PROMPT |
Under this task are some entries; return every one of them exactly.

____

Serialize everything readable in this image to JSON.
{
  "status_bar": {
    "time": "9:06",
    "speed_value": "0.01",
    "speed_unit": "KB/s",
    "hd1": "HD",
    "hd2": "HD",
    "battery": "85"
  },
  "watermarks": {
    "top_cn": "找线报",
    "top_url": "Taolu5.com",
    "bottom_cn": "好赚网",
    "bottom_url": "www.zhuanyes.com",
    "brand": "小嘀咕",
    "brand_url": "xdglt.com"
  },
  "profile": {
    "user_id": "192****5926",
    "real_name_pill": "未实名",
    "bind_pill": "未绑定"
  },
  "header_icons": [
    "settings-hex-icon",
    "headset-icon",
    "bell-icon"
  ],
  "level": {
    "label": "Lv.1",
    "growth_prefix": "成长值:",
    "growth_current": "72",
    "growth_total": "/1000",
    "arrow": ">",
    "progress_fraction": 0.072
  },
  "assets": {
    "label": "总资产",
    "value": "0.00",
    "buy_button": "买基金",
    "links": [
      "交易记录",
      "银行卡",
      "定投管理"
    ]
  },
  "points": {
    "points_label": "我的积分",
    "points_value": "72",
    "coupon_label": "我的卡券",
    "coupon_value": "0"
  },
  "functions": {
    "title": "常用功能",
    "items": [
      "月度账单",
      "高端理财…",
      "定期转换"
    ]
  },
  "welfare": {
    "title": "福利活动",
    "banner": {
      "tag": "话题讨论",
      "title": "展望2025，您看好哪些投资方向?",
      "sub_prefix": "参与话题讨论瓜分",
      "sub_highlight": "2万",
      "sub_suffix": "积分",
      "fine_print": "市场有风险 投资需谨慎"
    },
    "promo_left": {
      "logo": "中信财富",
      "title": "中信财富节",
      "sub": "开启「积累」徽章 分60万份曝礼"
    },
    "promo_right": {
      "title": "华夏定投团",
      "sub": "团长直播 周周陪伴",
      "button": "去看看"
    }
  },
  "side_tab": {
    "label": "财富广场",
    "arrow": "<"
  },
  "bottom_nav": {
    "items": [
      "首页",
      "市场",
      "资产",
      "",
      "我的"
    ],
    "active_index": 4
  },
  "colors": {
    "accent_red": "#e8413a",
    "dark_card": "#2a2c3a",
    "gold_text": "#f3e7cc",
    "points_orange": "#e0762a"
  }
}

____

RESPONSE TO THIS EXERCISE |
Serialize everything readable in this image to JSON.
{
  "status_bar": {
    "time": "9:06",
    "speed_value": "0.01",
    "speed_unit": "KB/s",
    "hd1": "HD",
    "hd2": "HD",
    "battery": "85"
  },
  "watermarks": {
    "top_cn": "找线报",
    "top_url": "Taolu5.com",
    "bottom_cn": "好赚网",
    "bottom_url": "www.zhuanyes.com",
    "brand": "小嘀咕",
    "brand_url": "xdglt.com"
  },
  "profile": {
    "user_id": "192****5926",
    "real_name_pill": "未实名",
    "bind_pill": "未绑定"
  },
  "header_icons": [
    "settings-hex-icon",
    "headset-icon",
    "bell-icon"
  ],
  "level": {
    "label": "Lv.1",
    "growth_prefix": "成长值:",
    "growth_current": "72",
    "growth_total": "/1000",
    "arrow": ">",
    "progress_fraction": 0.072
  },
  "assets": {
    "label": "总资产",
    "value": "0.00",
    "buy_button": "买基金",
    "links": [
      "交易记录",
      "银行卡",
      "定投管理"
    ]
  },
  "points": {
    "points_label": "我的积分",
    "points_value": "72",
    "coupon_label": "我的卡券",
    "coupon_value": "0"
  },
  "functions": {
    "title": "常用功能",
    "items": [
      "月度账单",
      "高端理财…",
      "定期转换"
    ]
  },
  "welfare": {
    "title": "福利活动",
    "banner": {
      "tag": "话题讨论",
      "title": "展望2025，您看好哪些投资方向?",
      "sub_prefix": "参与话题讨论瓜分",
      "sub_highlight": "2万",
      "sub_suffix": "积分",
      "fine_print": "市场有风险 投资需谨慎"
    },
    "promo_left": {
      "logo": "中信财富",
      "title": "中信财富节",
      "sub": "开启「积累」徽章 分60万份曝礼"
    },
    "promo_right": {
      "title": "华夏定投团",
      "sub": "团长直播 周周陪伴",
      "button": "去看看"
    }
  },
  "side_tab": {
    "label": "财富广场",
    "arrow": "<"
  },
  "bottom_nav": {
    "items": [
      "首页",
      "市场",
      "资产",
      "",
      "我的"
    ],
    "active_index": 4
  },
  "colors": {
    "accent_red": "#e8413a",
    "dark_card": "#2a2c3a",
    "gold_text": "#f3e7cc",
    "points_orange": "#e0762a"
  }
}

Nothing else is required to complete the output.